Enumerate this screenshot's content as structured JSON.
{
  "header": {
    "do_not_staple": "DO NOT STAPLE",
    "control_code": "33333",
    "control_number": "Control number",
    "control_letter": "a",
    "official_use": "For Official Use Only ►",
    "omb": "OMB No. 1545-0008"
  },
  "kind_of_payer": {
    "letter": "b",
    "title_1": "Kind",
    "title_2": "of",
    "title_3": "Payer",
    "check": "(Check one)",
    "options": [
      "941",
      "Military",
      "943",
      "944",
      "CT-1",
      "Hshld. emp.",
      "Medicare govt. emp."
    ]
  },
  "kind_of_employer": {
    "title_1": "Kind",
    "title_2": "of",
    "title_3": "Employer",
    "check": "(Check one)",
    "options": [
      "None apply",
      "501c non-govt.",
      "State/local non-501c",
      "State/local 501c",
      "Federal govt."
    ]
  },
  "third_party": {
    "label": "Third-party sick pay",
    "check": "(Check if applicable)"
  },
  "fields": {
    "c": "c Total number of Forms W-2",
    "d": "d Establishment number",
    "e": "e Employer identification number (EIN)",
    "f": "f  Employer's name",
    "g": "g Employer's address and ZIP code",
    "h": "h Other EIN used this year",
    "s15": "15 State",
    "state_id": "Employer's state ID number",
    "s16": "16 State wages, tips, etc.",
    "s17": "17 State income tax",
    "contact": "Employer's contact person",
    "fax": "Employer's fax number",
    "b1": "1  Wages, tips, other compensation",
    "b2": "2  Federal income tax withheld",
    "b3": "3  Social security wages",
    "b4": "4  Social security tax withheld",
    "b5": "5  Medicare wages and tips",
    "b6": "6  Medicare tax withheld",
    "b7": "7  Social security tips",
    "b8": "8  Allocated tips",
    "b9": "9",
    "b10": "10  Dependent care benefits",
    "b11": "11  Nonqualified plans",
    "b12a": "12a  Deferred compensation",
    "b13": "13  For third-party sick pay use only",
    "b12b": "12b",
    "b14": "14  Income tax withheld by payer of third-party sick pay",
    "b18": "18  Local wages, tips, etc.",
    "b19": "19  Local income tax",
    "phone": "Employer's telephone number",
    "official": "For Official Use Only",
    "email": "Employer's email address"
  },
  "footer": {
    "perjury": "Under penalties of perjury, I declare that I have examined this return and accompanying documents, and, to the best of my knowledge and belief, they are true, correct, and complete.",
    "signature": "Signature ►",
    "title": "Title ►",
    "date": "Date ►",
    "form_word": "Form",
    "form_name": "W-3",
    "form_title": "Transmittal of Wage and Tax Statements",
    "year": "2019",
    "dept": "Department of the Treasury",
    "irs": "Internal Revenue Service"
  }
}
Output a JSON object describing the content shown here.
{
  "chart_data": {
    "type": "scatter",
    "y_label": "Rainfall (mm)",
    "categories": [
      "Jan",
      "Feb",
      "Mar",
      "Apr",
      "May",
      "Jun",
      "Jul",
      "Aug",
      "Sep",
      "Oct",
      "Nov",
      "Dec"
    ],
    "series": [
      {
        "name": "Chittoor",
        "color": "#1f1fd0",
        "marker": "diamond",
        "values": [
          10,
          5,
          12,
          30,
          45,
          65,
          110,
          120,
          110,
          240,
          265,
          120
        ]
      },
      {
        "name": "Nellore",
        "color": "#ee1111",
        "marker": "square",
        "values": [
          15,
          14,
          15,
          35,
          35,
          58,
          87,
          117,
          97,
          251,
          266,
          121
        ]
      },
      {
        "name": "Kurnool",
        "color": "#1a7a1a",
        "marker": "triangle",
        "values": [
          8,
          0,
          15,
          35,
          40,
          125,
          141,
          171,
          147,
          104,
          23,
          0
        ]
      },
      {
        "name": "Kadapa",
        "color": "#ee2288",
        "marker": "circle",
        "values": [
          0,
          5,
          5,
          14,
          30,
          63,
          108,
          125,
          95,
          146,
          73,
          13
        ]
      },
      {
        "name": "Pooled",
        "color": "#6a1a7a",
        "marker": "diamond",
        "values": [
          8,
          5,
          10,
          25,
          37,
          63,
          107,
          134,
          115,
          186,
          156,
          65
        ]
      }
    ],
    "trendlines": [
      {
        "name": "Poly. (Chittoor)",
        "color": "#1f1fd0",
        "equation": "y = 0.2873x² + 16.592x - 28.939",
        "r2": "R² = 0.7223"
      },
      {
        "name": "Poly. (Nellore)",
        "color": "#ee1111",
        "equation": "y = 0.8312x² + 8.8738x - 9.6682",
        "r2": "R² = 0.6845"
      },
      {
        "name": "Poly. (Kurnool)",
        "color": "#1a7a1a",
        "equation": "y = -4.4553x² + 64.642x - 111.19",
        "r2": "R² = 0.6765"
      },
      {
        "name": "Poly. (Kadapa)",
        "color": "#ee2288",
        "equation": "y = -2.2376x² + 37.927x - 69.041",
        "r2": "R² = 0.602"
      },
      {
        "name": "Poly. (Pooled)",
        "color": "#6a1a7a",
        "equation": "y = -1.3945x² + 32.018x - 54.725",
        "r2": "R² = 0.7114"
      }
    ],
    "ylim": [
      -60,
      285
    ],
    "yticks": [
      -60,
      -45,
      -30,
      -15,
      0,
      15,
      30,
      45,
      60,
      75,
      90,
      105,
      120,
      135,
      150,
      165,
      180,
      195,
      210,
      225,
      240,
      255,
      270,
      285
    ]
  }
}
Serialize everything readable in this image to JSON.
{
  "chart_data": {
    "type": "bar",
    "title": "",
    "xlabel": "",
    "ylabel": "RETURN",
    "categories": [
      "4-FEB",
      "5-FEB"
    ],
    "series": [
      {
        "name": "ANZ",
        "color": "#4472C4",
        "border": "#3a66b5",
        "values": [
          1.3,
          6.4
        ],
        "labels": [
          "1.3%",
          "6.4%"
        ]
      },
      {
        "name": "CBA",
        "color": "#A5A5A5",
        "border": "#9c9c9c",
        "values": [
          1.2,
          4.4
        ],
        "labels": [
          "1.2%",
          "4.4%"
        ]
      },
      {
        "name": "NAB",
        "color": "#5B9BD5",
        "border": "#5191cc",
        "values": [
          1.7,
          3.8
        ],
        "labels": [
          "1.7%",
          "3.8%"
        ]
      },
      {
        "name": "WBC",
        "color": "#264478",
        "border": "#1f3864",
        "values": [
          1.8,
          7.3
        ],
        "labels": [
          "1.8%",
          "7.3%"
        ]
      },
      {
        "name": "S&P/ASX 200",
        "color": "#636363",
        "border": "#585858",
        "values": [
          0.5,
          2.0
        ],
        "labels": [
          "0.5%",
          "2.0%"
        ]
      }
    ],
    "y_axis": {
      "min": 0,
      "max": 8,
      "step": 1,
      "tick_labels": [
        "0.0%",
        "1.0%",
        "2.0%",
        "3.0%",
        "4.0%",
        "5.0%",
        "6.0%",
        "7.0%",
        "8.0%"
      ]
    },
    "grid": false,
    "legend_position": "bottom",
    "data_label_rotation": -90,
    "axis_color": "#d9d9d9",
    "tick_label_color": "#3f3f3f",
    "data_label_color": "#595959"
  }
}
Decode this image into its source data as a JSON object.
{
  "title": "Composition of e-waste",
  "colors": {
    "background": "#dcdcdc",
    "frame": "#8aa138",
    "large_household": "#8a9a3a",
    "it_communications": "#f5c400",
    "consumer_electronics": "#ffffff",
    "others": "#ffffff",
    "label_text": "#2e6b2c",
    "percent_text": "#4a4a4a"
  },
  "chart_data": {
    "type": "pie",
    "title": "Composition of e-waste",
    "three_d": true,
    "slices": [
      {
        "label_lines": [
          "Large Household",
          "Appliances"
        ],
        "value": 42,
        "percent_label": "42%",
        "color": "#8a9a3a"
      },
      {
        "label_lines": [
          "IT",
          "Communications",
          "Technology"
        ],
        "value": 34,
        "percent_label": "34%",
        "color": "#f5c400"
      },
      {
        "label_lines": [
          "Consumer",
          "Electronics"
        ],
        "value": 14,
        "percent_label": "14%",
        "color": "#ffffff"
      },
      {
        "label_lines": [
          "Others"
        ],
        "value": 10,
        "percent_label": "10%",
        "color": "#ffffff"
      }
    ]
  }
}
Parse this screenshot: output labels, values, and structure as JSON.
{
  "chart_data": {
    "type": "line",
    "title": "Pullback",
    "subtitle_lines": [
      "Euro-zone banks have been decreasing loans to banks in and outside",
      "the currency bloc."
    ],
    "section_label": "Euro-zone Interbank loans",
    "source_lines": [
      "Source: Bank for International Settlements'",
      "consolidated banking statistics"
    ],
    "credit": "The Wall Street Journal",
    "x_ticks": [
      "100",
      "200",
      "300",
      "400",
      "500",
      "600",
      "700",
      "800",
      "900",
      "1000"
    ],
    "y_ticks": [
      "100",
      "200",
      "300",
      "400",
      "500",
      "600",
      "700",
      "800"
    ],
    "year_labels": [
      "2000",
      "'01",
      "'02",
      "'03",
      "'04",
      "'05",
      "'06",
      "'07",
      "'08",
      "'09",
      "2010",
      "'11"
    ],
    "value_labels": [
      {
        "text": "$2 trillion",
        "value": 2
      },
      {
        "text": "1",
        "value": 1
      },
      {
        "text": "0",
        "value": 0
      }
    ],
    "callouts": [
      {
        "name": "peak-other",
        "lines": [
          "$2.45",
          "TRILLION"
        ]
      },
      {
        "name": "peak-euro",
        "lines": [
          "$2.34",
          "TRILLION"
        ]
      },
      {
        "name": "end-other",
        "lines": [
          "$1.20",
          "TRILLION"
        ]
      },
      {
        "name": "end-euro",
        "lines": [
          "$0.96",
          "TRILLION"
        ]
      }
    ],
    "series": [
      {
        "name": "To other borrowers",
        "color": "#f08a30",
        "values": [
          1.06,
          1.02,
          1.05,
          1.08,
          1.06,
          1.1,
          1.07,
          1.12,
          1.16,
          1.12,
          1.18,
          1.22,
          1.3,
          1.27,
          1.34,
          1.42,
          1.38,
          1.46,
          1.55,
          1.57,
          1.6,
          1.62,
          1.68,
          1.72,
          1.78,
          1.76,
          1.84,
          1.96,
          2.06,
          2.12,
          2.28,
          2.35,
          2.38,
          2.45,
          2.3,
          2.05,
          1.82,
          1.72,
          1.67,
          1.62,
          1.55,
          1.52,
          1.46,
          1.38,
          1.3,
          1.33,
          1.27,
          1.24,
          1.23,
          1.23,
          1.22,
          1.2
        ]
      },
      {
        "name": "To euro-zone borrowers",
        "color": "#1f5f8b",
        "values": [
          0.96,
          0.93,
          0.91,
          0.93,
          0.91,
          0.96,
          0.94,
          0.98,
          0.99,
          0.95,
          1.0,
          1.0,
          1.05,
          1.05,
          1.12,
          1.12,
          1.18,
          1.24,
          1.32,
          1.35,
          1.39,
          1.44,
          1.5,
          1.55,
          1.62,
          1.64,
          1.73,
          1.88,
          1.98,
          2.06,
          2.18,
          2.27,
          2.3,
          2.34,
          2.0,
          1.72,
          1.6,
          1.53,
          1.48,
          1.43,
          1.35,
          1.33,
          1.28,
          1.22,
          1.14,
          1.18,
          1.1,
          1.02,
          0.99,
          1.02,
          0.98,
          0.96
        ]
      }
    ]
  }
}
☆ ☆ ☆ ☆ ☆ ☆ ☆
Find how many lines of the material carry the string "image". Only the number should be in the answer.

2